:: Aim of the task ::
Take the line containing "Parse this screenshot: output" through the last line of the data and retype those lines exactly. Pictures do not belong in the copy.

[Stored data entries]
◆ ◆ ◆ ◆ ◆ ◆ ◆
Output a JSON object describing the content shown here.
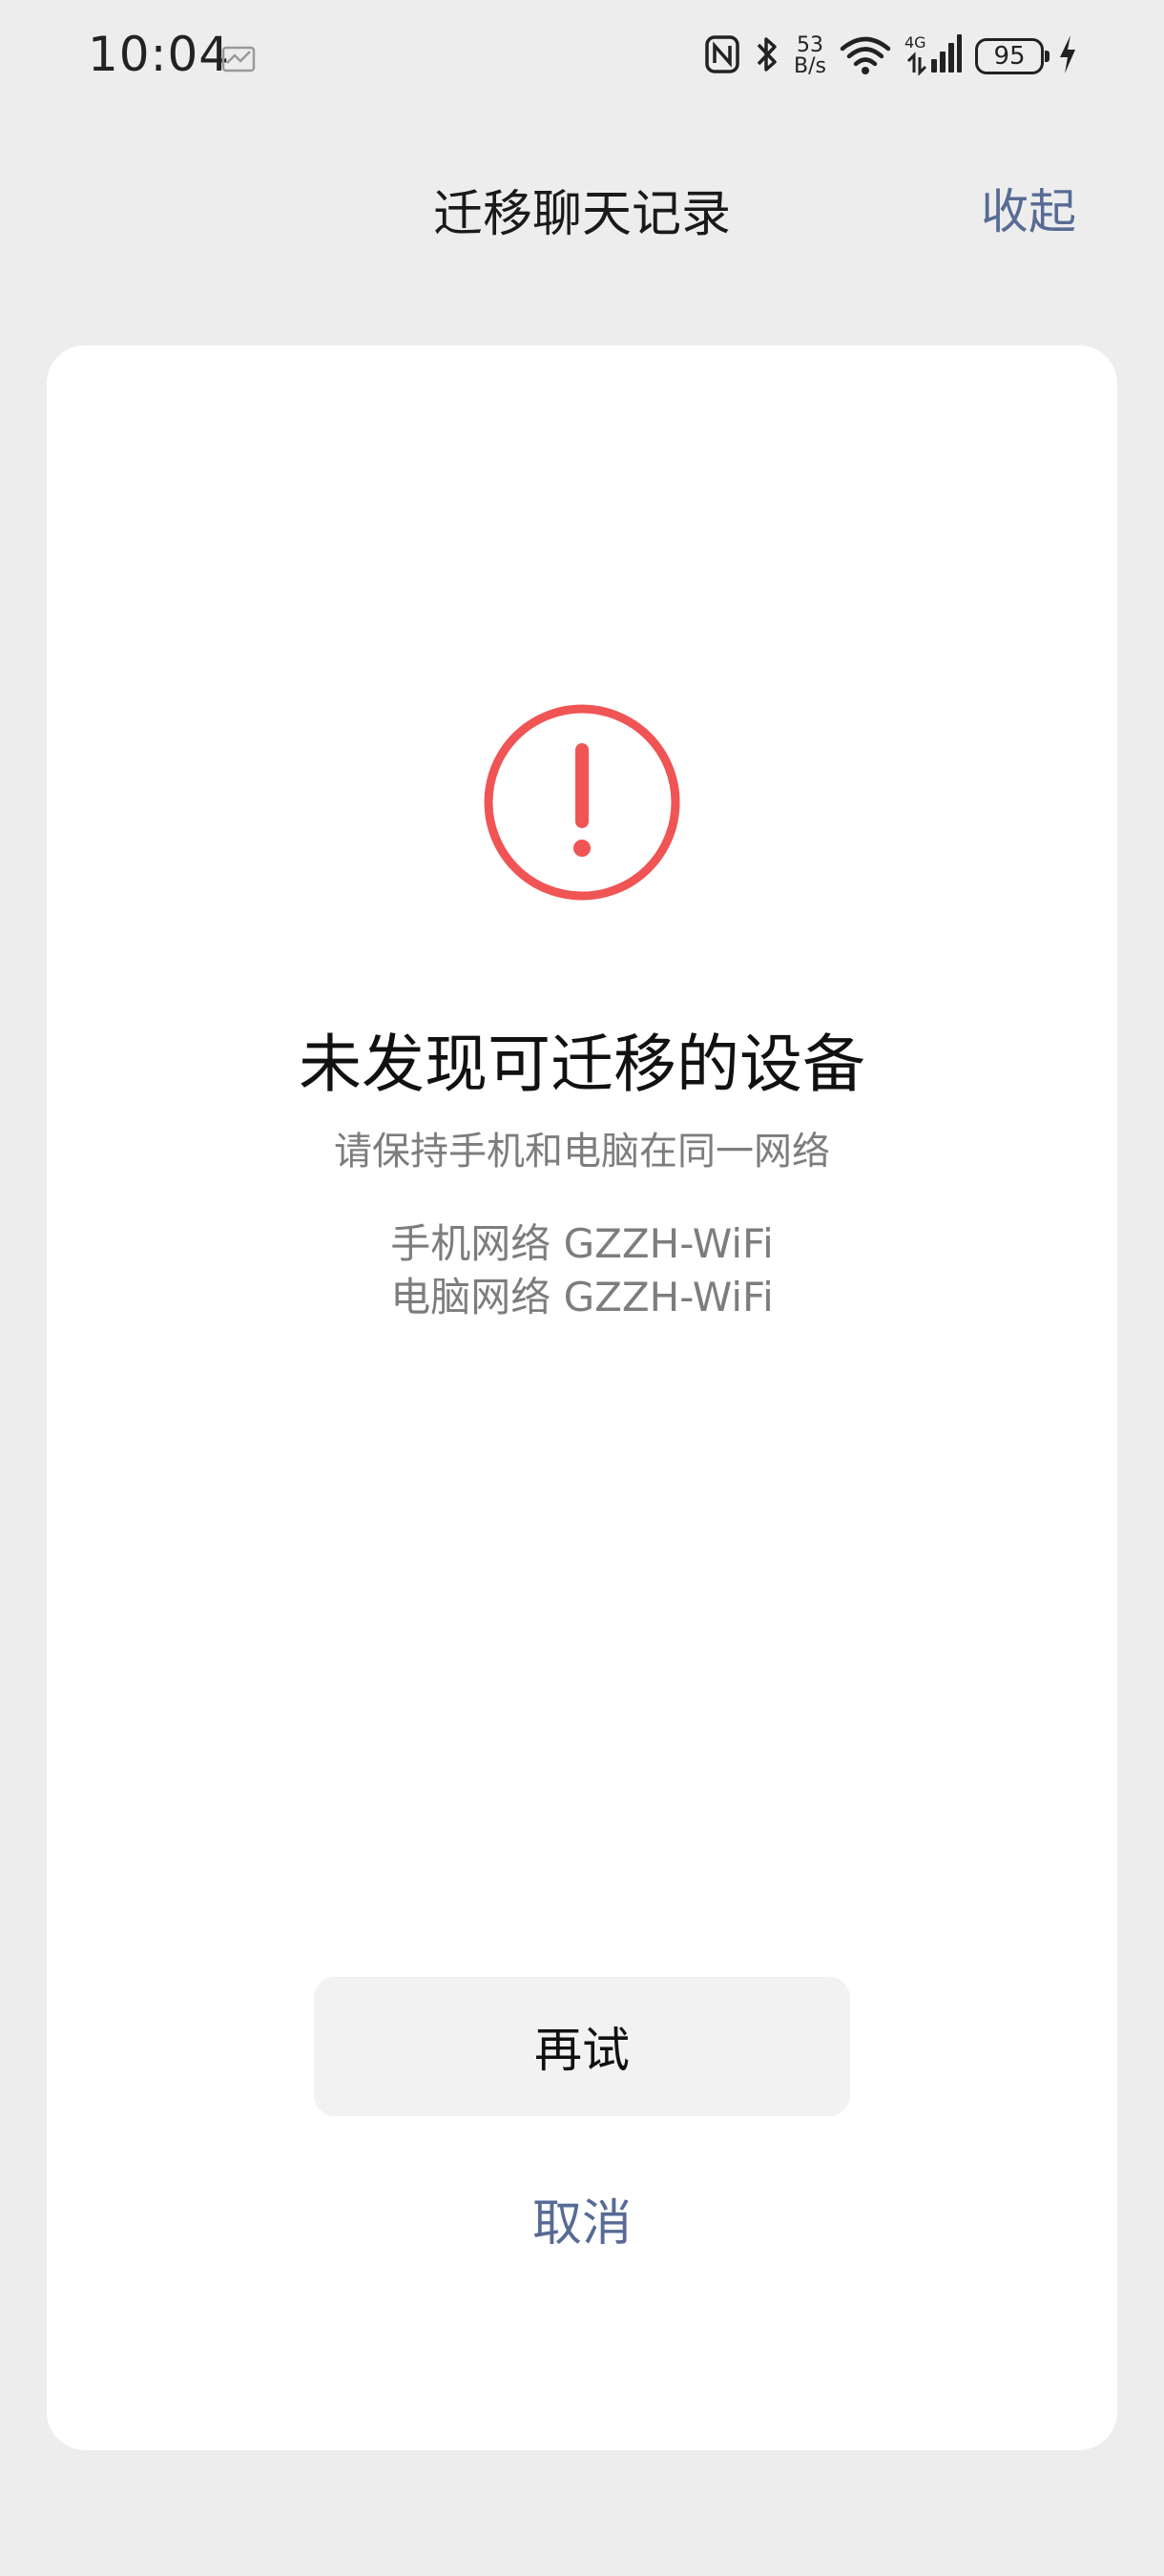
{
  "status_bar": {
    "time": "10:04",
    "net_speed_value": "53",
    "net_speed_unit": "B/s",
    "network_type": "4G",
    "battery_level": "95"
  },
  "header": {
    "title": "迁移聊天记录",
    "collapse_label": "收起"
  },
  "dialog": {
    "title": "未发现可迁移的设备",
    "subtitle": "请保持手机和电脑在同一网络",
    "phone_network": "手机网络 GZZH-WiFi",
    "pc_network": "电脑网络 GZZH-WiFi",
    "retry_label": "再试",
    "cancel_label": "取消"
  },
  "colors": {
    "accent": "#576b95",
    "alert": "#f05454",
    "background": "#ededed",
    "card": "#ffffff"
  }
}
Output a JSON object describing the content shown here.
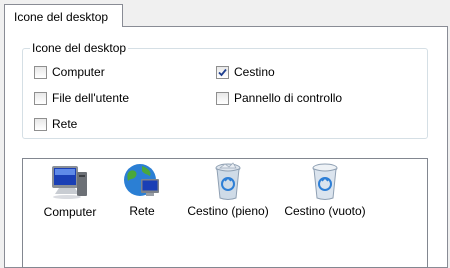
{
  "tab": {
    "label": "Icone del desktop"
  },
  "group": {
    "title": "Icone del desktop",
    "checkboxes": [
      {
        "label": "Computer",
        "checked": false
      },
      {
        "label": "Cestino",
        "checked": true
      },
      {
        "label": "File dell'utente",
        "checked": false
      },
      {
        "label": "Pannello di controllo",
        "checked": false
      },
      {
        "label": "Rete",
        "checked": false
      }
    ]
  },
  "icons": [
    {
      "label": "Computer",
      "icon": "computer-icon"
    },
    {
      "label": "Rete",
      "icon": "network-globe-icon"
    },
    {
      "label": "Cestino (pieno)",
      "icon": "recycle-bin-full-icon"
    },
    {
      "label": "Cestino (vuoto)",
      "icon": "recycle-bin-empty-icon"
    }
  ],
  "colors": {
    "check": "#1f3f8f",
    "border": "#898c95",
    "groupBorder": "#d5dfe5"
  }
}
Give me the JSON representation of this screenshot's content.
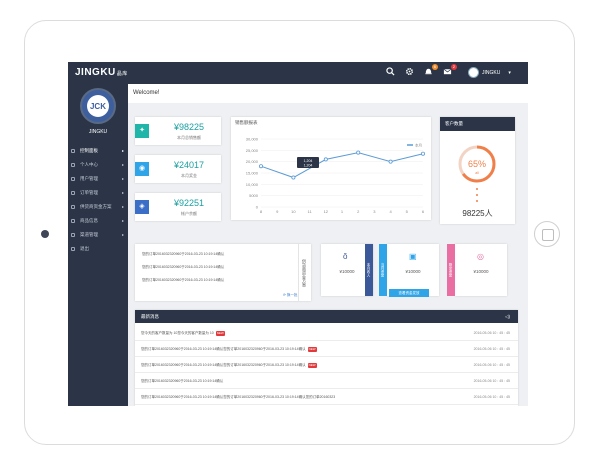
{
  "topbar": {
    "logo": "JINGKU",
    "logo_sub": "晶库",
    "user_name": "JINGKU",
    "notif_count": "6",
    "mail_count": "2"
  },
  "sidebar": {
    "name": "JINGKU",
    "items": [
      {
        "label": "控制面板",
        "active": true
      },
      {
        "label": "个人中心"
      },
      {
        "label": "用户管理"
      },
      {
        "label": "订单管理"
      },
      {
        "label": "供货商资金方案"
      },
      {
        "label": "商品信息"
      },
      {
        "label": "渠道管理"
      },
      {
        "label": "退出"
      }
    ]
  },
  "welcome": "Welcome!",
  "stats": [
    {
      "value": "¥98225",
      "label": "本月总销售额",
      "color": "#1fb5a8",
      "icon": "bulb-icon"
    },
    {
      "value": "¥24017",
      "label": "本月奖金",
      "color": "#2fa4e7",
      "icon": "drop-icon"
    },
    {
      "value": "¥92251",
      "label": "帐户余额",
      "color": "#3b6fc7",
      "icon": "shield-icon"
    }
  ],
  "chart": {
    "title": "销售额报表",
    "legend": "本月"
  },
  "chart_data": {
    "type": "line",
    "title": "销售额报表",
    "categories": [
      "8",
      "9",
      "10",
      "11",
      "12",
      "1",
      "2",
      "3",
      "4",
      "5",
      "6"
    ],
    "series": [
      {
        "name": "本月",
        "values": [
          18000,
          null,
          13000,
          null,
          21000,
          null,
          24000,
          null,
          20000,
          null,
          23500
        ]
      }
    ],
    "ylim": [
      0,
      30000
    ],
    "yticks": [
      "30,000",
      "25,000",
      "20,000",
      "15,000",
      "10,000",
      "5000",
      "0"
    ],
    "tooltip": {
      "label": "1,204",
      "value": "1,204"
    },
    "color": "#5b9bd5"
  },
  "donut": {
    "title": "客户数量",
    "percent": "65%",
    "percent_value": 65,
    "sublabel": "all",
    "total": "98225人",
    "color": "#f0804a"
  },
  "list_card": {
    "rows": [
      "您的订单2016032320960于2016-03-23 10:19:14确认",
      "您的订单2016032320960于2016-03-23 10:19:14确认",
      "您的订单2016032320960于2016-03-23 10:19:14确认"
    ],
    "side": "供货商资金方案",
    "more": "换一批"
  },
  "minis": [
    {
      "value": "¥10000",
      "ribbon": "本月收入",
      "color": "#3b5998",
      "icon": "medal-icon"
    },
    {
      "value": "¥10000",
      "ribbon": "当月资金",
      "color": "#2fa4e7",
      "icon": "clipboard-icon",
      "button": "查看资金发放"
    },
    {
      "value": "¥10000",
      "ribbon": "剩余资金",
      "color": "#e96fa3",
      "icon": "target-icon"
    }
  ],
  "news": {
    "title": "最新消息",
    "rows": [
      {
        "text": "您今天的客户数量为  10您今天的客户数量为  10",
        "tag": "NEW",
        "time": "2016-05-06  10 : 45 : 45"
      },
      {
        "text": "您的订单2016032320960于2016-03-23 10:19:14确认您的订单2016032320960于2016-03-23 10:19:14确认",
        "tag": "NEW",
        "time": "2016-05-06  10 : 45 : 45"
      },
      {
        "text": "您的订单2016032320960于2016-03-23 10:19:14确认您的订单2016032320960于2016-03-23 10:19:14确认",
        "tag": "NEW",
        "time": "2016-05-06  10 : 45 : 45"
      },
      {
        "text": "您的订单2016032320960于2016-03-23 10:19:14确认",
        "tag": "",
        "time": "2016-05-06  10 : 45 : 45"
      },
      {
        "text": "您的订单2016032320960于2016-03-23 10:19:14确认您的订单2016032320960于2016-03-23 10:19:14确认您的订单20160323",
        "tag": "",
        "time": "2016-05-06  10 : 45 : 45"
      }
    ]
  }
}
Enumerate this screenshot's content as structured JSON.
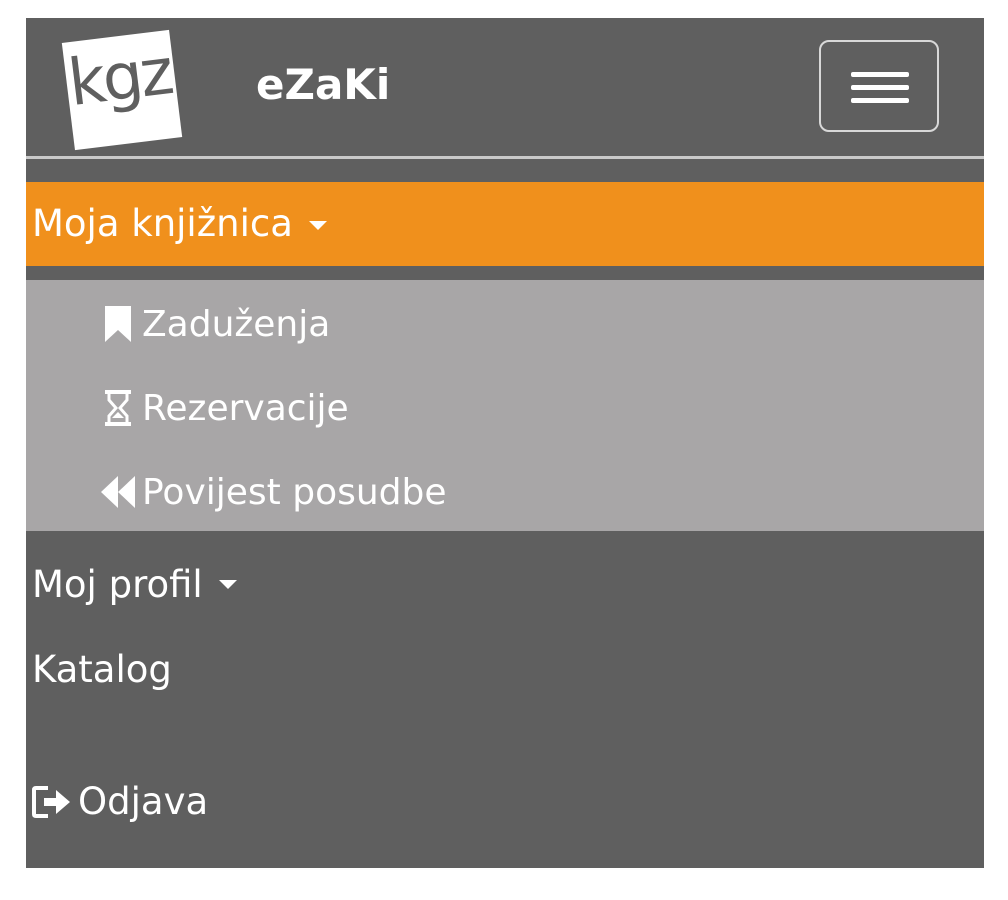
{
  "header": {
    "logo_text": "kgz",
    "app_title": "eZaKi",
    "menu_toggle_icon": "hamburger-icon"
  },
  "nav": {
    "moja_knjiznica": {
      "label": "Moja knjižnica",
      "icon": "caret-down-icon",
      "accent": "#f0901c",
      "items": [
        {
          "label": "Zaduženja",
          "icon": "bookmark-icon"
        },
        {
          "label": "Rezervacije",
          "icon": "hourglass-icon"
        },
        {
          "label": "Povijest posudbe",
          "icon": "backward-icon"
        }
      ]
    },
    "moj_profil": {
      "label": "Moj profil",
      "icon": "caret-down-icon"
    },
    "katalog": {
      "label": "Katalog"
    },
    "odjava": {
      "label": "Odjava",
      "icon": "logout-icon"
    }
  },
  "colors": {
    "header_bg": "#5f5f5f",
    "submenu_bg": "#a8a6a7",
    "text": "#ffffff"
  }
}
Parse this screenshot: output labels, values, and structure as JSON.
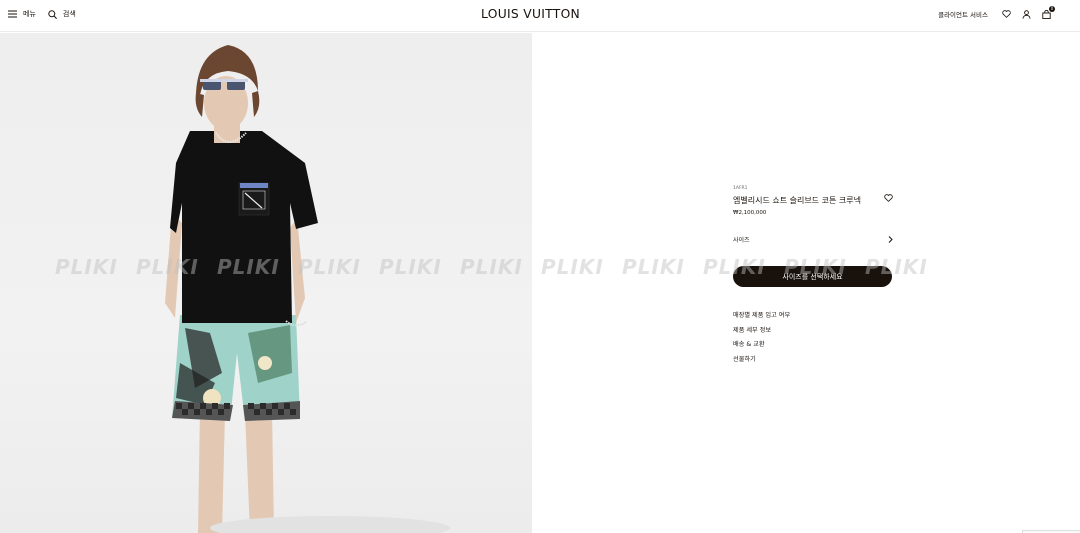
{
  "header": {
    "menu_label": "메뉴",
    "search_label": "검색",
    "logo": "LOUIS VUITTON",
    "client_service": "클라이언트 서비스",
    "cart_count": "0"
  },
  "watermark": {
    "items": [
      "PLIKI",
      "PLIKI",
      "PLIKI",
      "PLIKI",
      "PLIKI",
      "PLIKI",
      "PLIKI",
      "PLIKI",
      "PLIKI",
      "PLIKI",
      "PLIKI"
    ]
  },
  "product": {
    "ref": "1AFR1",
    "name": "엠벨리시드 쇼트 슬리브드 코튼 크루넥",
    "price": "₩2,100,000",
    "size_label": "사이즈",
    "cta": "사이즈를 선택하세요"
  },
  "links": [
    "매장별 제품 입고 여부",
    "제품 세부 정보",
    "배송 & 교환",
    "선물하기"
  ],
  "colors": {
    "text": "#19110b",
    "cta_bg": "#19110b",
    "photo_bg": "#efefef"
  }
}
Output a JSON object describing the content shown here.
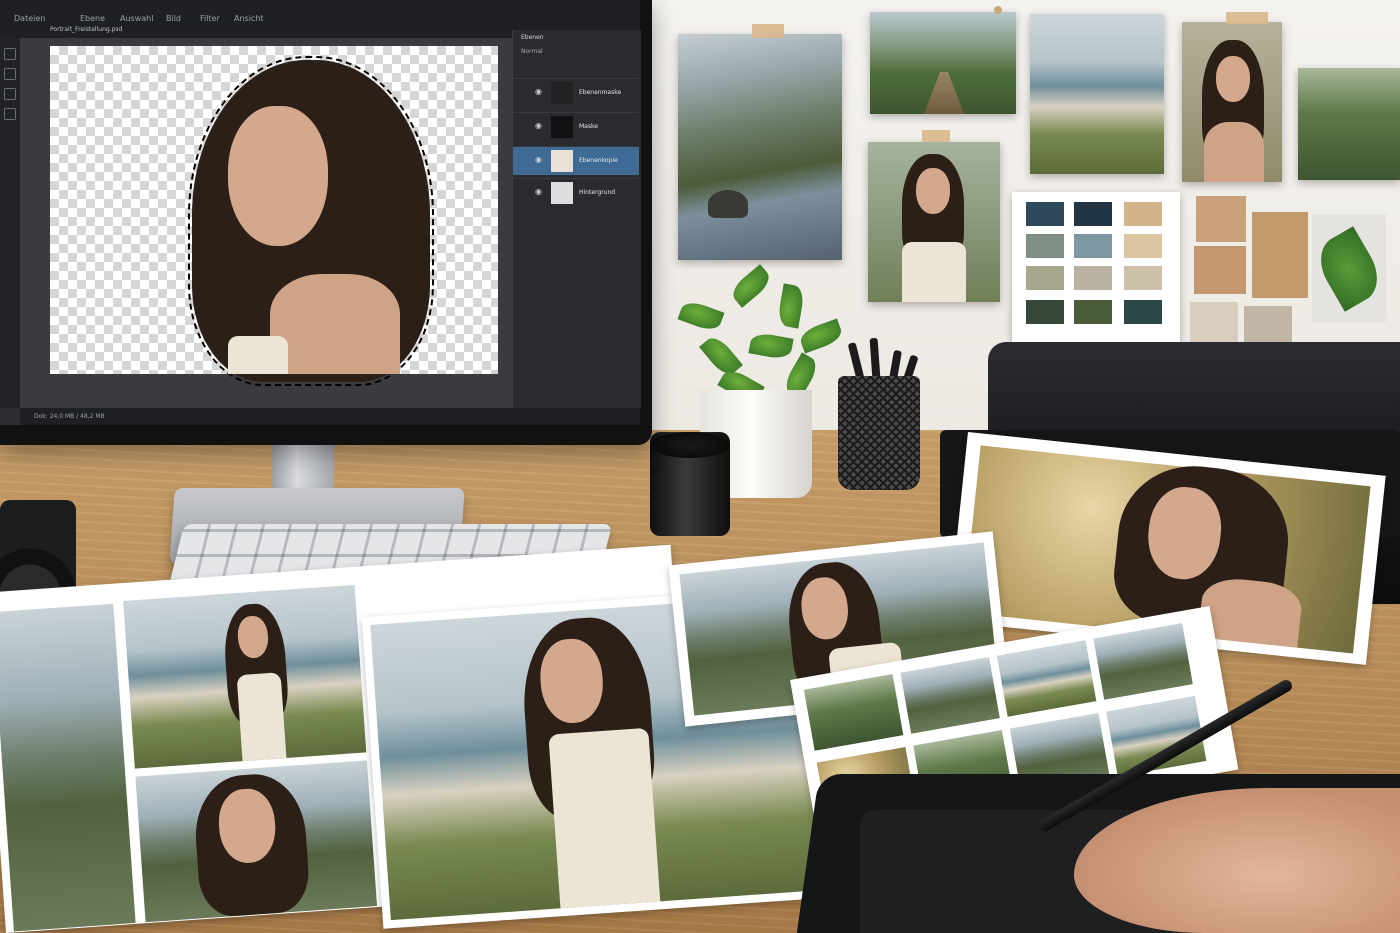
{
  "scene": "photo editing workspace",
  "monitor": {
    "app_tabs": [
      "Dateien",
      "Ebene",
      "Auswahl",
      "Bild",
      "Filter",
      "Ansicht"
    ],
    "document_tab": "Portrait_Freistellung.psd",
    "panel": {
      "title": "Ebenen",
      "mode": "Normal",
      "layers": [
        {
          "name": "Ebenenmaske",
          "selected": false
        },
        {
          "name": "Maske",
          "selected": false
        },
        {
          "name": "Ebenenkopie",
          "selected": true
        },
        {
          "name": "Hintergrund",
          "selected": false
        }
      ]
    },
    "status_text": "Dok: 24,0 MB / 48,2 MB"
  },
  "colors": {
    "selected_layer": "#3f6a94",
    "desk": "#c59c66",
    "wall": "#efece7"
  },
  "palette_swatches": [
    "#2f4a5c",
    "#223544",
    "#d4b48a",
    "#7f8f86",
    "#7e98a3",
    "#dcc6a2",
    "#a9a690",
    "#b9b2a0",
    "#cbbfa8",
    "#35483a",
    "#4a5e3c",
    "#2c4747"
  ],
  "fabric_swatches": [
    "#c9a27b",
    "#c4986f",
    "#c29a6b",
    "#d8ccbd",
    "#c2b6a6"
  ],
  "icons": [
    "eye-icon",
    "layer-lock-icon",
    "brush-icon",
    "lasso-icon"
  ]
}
◆ ◆ ◆ ◆ ◆ ◆ ◆
:: Answer to this task ::
Parse this screenshot: output labels, values, and structure as JSON.
{
  "header": {
    "menu_label": "메뉴",
    "search_label": "검색",
    "logo": "LOUIS VUITTON",
    "client_service": "클라이언트 서비스",
    "cart_count": "0"
  },
  "watermark": {
    "items": [
      "PLIKI",
      "PLIKI",
      "PLIKI",
      "PLIKI",
      "PLIKI",
      "PLIKI",
      "PLIKI",
      "PLIKI",
      "PLIKI",
      "PLIKI",
      "PLIKI"
    ]
  },
  "product": {
    "ref": "1AFR1",
    "name": "엠벨리시드 쇼트 슬리브드 코튼 크루넥",
    "price": "₩2,100,000",
    "size_label": "사이즈",
    "cta": "사이즈를 선택하세요"
  },
  "links": [
    "매장별 제품 입고 여부",
    "제품 세부 정보",
    "배송 & 교환",
    "선물하기"
  ],
  "colors": {
    "text": "#19110b",
    "cta_bg": "#19110b",
    "photo_bg": "#efefef"
  }
}
Output a JSON object describing the content shown here.
{
  "scene": "photo editing workspace",
  "monitor": {
    "app_tabs": [
      "Dateien",
      "Ebene",
      "Auswahl",
      "Bild",
      "Filter",
      "Ansicht"
    ],
    "document_tab": "Portrait_Freistellung.psd",
    "panel": {
      "title": "Ebenen",
      "mode": "Normal",
      "layers": [
        {
          "name": "Ebenenmaske",
          "selected": false
        },
        {
          "name": "Maske",
          "selected": false
        },
        {
          "name": "Ebenenkopie",
          "selected": true
        },
        {
          "name": "Hintergrund",
          "selected": false
        }
      ]
    },
    "status_text": "Dok: 24,0 MB / 48,2 MB"
  },
  "colors": {
    "selected_layer": "#3f6a94",
    "desk": "#c59c66",
    "wall": "#efece7"
  },
  "palette_swatches": [
    "#2f4a5c",
    "#223544",
    "#d4b48a",
    "#7f8f86",
    "#7e98a3",
    "#dcc6a2",
    "#a9a690",
    "#b9b2a0",
    "#cbbfa8",
    "#35483a",
    "#4a5e3c",
    "#2c4747"
  ],
  "fabric_swatches": [
    "#c9a27b",
    "#c4986f",
    "#c29a6b",
    "#d8ccbd",
    "#c2b6a6"
  ],
  "icons": [
    "eye-icon",
    "layer-lock-icon",
    "brush-icon",
    "lasso-icon"
  ]
}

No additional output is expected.